GIVEN EXERCISE —
Write out all the entries word for word, but skip any images.

DATA TO USE —
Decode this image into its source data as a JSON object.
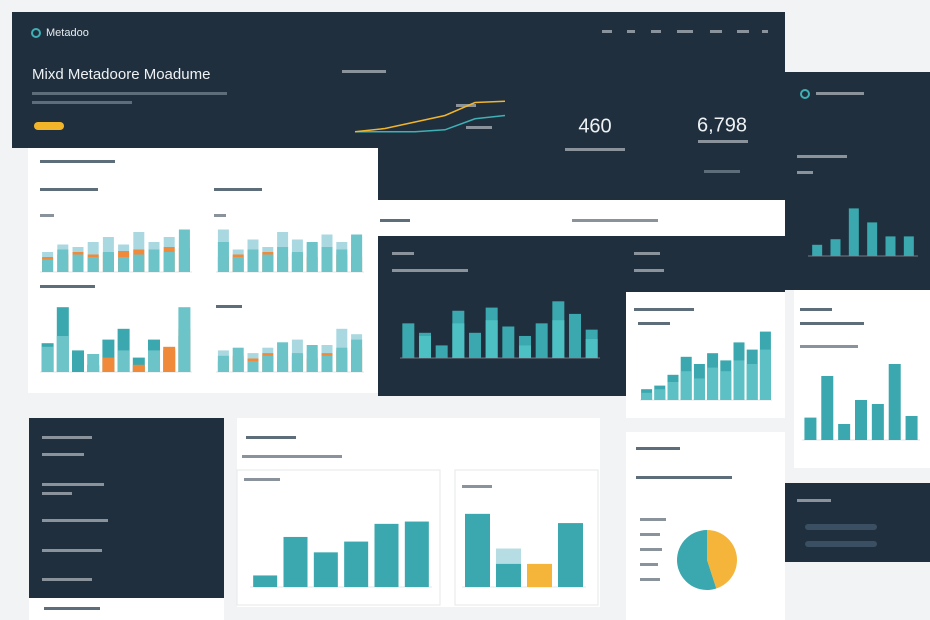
{
  "hero": {
    "brand": "Metadoo",
    "title": "Mixd Metadoore Moadume",
    "kpis": [
      "460",
      "6,798"
    ]
  },
  "charts": [
    {
      "type": "line",
      "series": [
        {
          "color": "#3fb0b4",
          "values": [
            5,
            5,
            5,
            8,
            25,
            30
          ]
        },
        {
          "color": "#f2b52a",
          "values": [
            5,
            10,
            20,
            30,
            50,
            52
          ]
        }
      ]
    },
    {
      "type": "bar",
      "series": [
        {
          "color": "#a9d8e0",
          "values": [
            40,
            55,
            50,
            60,
            70,
            55,
            80,
            60,
            70,
            65
          ]
        },
        {
          "color": "#f08a3a",
          "values": [
            30,
            35,
            40,
            35,
            38,
            42,
            45,
            40,
            50,
            48
          ]
        },
        {
          "color": "#6cc3c8",
          "values": [
            25,
            45,
            35,
            30,
            40,
            30,
            35,
            45,
            40,
            85
          ]
        }
      ]
    },
    {
      "type": "bar",
      "series": [
        {
          "color": "#a9d8e0",
          "values": [
            85,
            45,
            65,
            50,
            80,
            65,
            55,
            75,
            60,
            70
          ]
        },
        {
          "color": "#f08a3a",
          "values": [
            30,
            35,
            25,
            40,
            30,
            35,
            30,
            40,
            35,
            30
          ]
        },
        {
          "color": "#6cc3c8",
          "values": [
            60,
            30,
            45,
            35,
            50,
            40,
            60,
            50,
            45,
            75
          ]
        }
      ]
    },
    {
      "type": "bar",
      "series": [
        {
          "color": "#3aa8ae",
          "values": [
            40,
            90,
            30,
            10,
            45,
            60,
            20,
            45,
            30,
            50
          ]
        },
        {
          "color": "#f08a3a",
          "values": [
            null,
            null,
            null,
            null,
            20,
            null,
            10,
            null,
            35,
            60
          ]
        },
        {
          "color": "#6cc3c8",
          "values": [
            35,
            50,
            null,
            25,
            null,
            30,
            null,
            30,
            null,
            90
          ]
        }
      ]
    },
    {
      "type": "bar",
      "series": [
        {
          "color": "#a9d8e0",
          "values": [
            40,
            25,
            35,
            45,
            30,
            60,
            40,
            50,
            80,
            70
          ]
        },
        {
          "color": "#f08a3a",
          "values": [
            20,
            30,
            25,
            35,
            20,
            30,
            25,
            35,
            40,
            45
          ]
        },
        {
          "color": "#6cc3c8",
          "values": [
            30,
            45,
            20,
            30,
            55,
            35,
            50,
            30,
            45,
            60
          ]
        }
      ]
    },
    {
      "type": "bar",
      "series": [
        {
          "color": "#3aa8ae",
          "values": [
            55,
            40,
            20,
            75,
            40,
            80,
            50,
            35,
            55,
            90,
            70,
            45
          ]
        },
        {
          "color": "#4cc0c2",
          "values": [
            null,
            35,
            null,
            55,
            null,
            60,
            null,
            20,
            null,
            60,
            null,
            30
          ]
        }
      ]
    },
    {
      "type": "bar",
      "series": [
        {
          "color": "#3aa8ae",
          "values": [
            15,
            20,
            35,
            60,
            50,
            65,
            55,
            80,
            70,
            95
          ]
        },
        {
          "color": "#5dc0c4",
          "values": [
            10,
            15,
            25,
            40,
            30,
            45,
            40,
            55,
            50,
            70
          ]
        }
      ]
    },
    {
      "type": "bar",
      "series": [
        {
          "color": "#3aa8ae",
          "values": [
            20,
            30,
            85,
            60,
            35,
            35
          ]
        }
      ]
    },
    {
      "type": "bar",
      "series": [
        {
          "color": "#3aa8ae",
          "values": [
            28,
            80,
            20,
            50,
            45,
            95,
            30
          ]
        }
      ]
    },
    {
      "type": "bar",
      "series": [
        {
          "color": "#3aa8ae",
          "values": [
            15,
            65,
            45,
            59,
            82,
            85
          ]
        }
      ]
    },
    {
      "type": "bar",
      "series": [
        {
          "color": "#b7dde4",
          "values": [
            null,
            50,
            null,
            null
          ]
        },
        {
          "color": "#3aa8ae",
          "values": [
            95,
            30,
            null,
            83
          ]
        },
        {
          "color": "#f4b53a",
          "values": [
            null,
            null,
            30,
            null
          ]
        }
      ]
    },
    {
      "type": "pie",
      "series": [
        {
          "color": "#f4b53a",
          "values": [
            45
          ]
        },
        {
          "color": "#3aa8ae",
          "values": [
            55
          ]
        }
      ]
    }
  ]
}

RESPONSE TO THE EXERCISE —
Decode this image into its source data as a JSON object.
{
  "hero": {
    "brand": "Metadoo",
    "title": "Mixd Metadoore Moadume",
    "kpis": [
      "460",
      "6,798"
    ]
  },
  "charts": [
    {
      "type": "line",
      "series": [
        {
          "color": "#3fb0b4",
          "values": [
            5,
            5,
            5,
            8,
            25,
            30
          ]
        },
        {
          "color": "#f2b52a",
          "values": [
            5,
            10,
            20,
            30,
            50,
            52
          ]
        }
      ]
    },
    {
      "type": "bar",
      "series": [
        {
          "color": "#a9d8e0",
          "values": [
            40,
            55,
            50,
            60,
            70,
            55,
            80,
            60,
            70,
            65
          ]
        },
        {
          "color": "#f08a3a",
          "values": [
            30,
            35,
            40,
            35,
            38,
            42,
            45,
            40,
            50,
            48
          ]
        },
        {
          "color": "#6cc3c8",
          "values": [
            25,
            45,
            35,
            30,
            40,
            30,
            35,
            45,
            40,
            85
          ]
        }
      ]
    },
    {
      "type": "bar",
      "series": [
        {
          "color": "#a9d8e0",
          "values": [
            85,
            45,
            65,
            50,
            80,
            65,
            55,
            75,
            60,
            70
          ]
        },
        {
          "color": "#f08a3a",
          "values": [
            30,
            35,
            25,
            40,
            30,
            35,
            30,
            40,
            35,
            30
          ]
        },
        {
          "color": "#6cc3c8",
          "values": [
            60,
            30,
            45,
            35,
            50,
            40,
            60,
            50,
            45,
            75
          ]
        }
      ]
    },
    {
      "type": "bar",
      "series": [
        {
          "color": "#3aa8ae",
          "values": [
            40,
            90,
            30,
            10,
            45,
            60,
            20,
            45,
            30,
            50
          ]
        },
        {
          "color": "#f08a3a",
          "values": [
            null,
            null,
            null,
            null,
            20,
            null,
            10,
            null,
            35,
            60
          ]
        },
        {
          "color": "#6cc3c8",
          "values": [
            35,
            50,
            null,
            25,
            null,
            30,
            null,
            30,
            null,
            90
          ]
        }
      ]
    },
    {
      "type": "bar",
      "series": [
        {
          "color": "#a9d8e0",
          "values": [
            40,
            25,
            35,
            45,
            30,
            60,
            40,
            50,
            80,
            70
          ]
        },
        {
          "color": "#f08a3a",
          "values": [
            20,
            30,
            25,
            35,
            20,
            30,
            25,
            35,
            40,
            45
          ]
        },
        {
          "color": "#6cc3c8",
          "values": [
            30,
            45,
            20,
            30,
            55,
            35,
            50,
            30,
            45,
            60
          ]
        }
      ]
    },
    {
      "type": "bar",
      "series": [
        {
          "color": "#3aa8ae",
          "values": [
            55,
            40,
            20,
            75,
            40,
            80,
            50,
            35,
            55,
            90,
            70,
            45
          ]
        },
        {
          "color": "#4cc0c2",
          "values": [
            null,
            35,
            null,
            55,
            null,
            60,
            null,
            20,
            null,
            60,
            null,
            30
          ]
        }
      ]
    },
    {
      "type": "bar",
      "series": [
        {
          "color": "#3aa8ae",
          "values": [
            15,
            20,
            35,
            60,
            50,
            65,
            55,
            80,
            70,
            95
          ]
        },
        {
          "color": "#5dc0c4",
          "values": [
            10,
            15,
            25,
            40,
            30,
            45,
            40,
            55,
            50,
            70
          ]
        }
      ]
    },
    {
      "type": "bar",
      "series": [
        {
          "color": "#3aa8ae",
          "values": [
            20,
            30,
            85,
            60,
            35,
            35
          ]
        }
      ]
    },
    {
      "type": "bar",
      "series": [
        {
          "color": "#3aa8ae",
          "values": [
            28,
            80,
            20,
            50,
            45,
            95,
            30
          ]
        }
      ]
    },
    {
      "type": "bar",
      "series": [
        {
          "color": "#3aa8ae",
          "values": [
            15,
            65,
            45,
            59,
            82,
            85
          ]
        }
      ]
    },
    {
      "type": "bar",
      "series": [
        {
          "color": "#b7dde4",
          "values": [
            null,
            50,
            null,
            null
          ]
        },
        {
          "color": "#3aa8ae",
          "values": [
            95,
            30,
            null,
            83
          ]
        },
        {
          "color": "#f4b53a",
          "values": [
            null,
            null,
            30,
            null
          ]
        }
      ]
    },
    {
      "type": "pie",
      "series": [
        {
          "color": "#f4b53a",
          "values": [
            45
          ]
        },
        {
          "color": "#3aa8ae",
          "values": [
            55
          ]
        }
      ]
    }
  ]
}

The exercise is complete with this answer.